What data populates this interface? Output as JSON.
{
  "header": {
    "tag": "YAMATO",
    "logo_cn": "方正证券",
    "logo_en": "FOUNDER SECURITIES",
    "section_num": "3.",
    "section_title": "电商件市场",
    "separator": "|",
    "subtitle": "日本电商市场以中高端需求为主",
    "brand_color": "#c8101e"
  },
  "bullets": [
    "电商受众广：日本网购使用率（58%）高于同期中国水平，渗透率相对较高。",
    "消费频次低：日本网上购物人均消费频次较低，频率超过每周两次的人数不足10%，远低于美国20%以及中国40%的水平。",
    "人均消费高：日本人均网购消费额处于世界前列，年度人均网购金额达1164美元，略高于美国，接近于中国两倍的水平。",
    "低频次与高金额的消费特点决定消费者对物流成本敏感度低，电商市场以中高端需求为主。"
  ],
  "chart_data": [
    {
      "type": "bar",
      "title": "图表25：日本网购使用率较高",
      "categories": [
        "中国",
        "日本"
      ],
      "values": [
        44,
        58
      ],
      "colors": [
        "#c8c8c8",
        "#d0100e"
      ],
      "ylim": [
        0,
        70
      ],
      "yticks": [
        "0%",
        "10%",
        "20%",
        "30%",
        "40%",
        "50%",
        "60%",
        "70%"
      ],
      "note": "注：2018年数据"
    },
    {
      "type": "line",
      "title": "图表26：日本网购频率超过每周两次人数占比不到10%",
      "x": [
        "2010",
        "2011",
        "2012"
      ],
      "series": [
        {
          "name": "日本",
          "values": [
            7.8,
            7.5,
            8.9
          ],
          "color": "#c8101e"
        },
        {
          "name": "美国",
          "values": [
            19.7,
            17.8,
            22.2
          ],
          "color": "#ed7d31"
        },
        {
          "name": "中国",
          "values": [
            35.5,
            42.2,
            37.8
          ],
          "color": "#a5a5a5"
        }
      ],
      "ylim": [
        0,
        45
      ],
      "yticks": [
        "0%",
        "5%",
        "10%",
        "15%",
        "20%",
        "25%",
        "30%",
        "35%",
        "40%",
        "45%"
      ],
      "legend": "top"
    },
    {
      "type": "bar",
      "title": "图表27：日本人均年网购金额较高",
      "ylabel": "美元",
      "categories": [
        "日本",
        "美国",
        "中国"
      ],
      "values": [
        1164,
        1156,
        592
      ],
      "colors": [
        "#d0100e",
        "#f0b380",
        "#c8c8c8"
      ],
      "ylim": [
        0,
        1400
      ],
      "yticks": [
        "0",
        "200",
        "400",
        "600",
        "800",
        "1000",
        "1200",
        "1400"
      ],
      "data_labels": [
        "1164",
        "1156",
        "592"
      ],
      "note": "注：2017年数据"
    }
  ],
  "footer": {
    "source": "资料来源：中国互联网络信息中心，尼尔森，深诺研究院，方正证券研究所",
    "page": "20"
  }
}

| WRITTEN TASK |
Copy out all of the data exactly, leaving nothing out.

| ANSWER |
What data populates this interface? Output as JSON.
{
  "header": {
    "tag": "YAMATO",
    "logo_cn": "方正证券",
    "logo_en": "FOUNDER SECURITIES",
    "section_num": "3.",
    "section_title": "电商件市场",
    "separator": "|",
    "subtitle": "日本电商市场以中高端需求为主",
    "brand_color": "#c8101e"
  },
  "bullets": [
    "电商受众广：日本网购使用率（58%）高于同期中国水平，渗透率相对较高。",
    "消费频次低：日本网上购物人均消费频次较低，频率超过每周两次的人数不足10%，远低于美国20%以及中国40%的水平。",
    "人均消费高：日本人均网购消费额处于世界前列，年度人均网购金额达1164美元，略高于美国，接近于中国两倍的水平。",
    "低频次与高金额的消费特点决定消费者对物流成本敏感度低，电商市场以中高端需求为主。"
  ],
  "chart_data": [
    {
      "type": "bar",
      "title": "图表25：日本网购使用率较高",
      "categories": [
        "中国",
        "日本"
      ],
      "values": [
        44,
        58
      ],
      "colors": [
        "#c8c8c8",
        "#d0100e"
      ],
      "ylim": [
        0,
        70
      ],
      "yticks": [
        "0%",
        "10%",
        "20%",
        "30%",
        "40%",
        "50%",
        "60%",
        "70%"
      ],
      "note": "注：2018年数据"
    },
    {
      "type": "line",
      "title": "图表26：日本网购频率超过每周两次人数占比不到10%",
      "x": [
        "2010",
        "2011",
        "2012"
      ],
      "series": [
        {
          "name": "日本",
          "values": [
            7.8,
            7.5,
            8.9
          ],
          "color": "#c8101e"
        },
        {
          "name": "美国",
          "values": [
            19.7,
            17.8,
            22.2
          ],
          "color": "#ed7d31"
        },
        {
          "name": "中国",
          "values": [
            35.5,
            42.2,
            37.8
          ],
          "color": "#a5a5a5"
        }
      ],
      "ylim": [
        0,
        45
      ],
      "yticks": [
        "0%",
        "5%",
        "10%",
        "15%",
        "20%",
        "25%",
        "30%",
        "35%",
        "40%",
        "45%"
      ],
      "legend": "top"
    },
    {
      "type": "bar",
      "title": "图表27：日本人均年网购金额较高",
      "ylabel": "美元",
      "categories": [
        "日本",
        "美国",
        "中国"
      ],
      "values": [
        1164,
        1156,
        592
      ],
      "colors": [
        "#d0100e",
        "#f0b380",
        "#c8c8c8"
      ],
      "ylim": [
        0,
        1400
      ],
      "yticks": [
        "0",
        "200",
        "400",
        "600",
        "800",
        "1000",
        "1200",
        "1400"
      ],
      "data_labels": [
        "1164",
        "1156",
        "592"
      ],
      "note": "注：2017年数据"
    }
  ],
  "footer": {
    "source": "资料来源：中国互联网络信息中心，尼尔森，深诺研究院，方正证券研究所",
    "page": "20"
  }
}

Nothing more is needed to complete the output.